The request:
Please give the listing again in its entirety, exactly as written.

-- Start Input for this task --

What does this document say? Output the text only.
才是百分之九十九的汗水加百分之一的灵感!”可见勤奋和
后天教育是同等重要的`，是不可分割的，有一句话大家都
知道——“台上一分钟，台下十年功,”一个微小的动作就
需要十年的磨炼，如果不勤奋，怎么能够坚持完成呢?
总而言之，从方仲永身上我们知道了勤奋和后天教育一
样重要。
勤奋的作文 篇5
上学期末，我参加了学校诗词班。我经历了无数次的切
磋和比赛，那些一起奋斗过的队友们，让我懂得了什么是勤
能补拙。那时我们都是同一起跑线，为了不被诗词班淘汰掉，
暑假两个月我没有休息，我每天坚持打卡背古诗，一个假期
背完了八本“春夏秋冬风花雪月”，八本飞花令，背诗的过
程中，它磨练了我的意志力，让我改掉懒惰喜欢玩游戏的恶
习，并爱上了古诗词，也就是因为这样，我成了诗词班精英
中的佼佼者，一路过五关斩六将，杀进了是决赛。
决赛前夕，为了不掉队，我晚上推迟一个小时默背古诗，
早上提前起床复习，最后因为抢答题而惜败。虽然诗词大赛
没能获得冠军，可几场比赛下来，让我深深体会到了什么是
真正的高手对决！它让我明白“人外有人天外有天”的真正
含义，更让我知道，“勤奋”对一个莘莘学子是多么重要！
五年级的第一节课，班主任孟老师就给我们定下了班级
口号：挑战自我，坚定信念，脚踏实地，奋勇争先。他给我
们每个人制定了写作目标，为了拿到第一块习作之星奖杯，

-- End Input for this task --

Output below:
What does this document say? Output the text only.
才是百分之九十九的汗水加百分之一的灵感!”可见勤奋和
后天教育是同等重要的`，是不可分割的，有一句话大家都
知道——“台上一分钟，台下十年功,”一个微小的动作就
需要十年的磨炼，如果不勤奋，怎么能够坚持完成呢?
总而言之，从方仲永身上我们知道了勤奋和后天教育一
样重要。
勤奋的作文 篇5
上学期末，我参加了学校诗词班。我经历了无数次的切
磋和比赛，那些一起奋斗过的队友们，让我懂得了什么是勤
能补拙。那时我们都是同一起跑线，为了不被诗词班淘汰掉，
暑假两个月我没有休息，我每天坚持打卡背古诗，一个假期
背完了八本“春夏秋冬风花雪月”，八本飞花令，背诗的过
程中，它磨练了我的意志力，让我改掉懒惰喜欢玩游戏的恶
习，并爱上了古诗词，也就是因为这样，我成了诗词班精英
中的佼佼者，一路过五关斩六将，杀进了是决赛。
决赛前夕，为了不掉队，我晚上推迟一个小时默背古诗，
早上提前起床复习，最后因为抢答题而惜败。虽然诗词大赛
没能获得冠军，可几场比赛下来，让我深深体会到了什么是
真正的高手对决！它让我明白“人外有人天外有天”的真正
含义，更让我知道，“勤奋”对一个莘莘学子是多么重要！
五年级的第一节课，班主任孟老师就给我们定下了班级
口号：挑战自我，坚定信念，脚踏实地，奋勇争先。他给我
们每个人制定了写作目标，为了拿到第一块习作之星奖杯，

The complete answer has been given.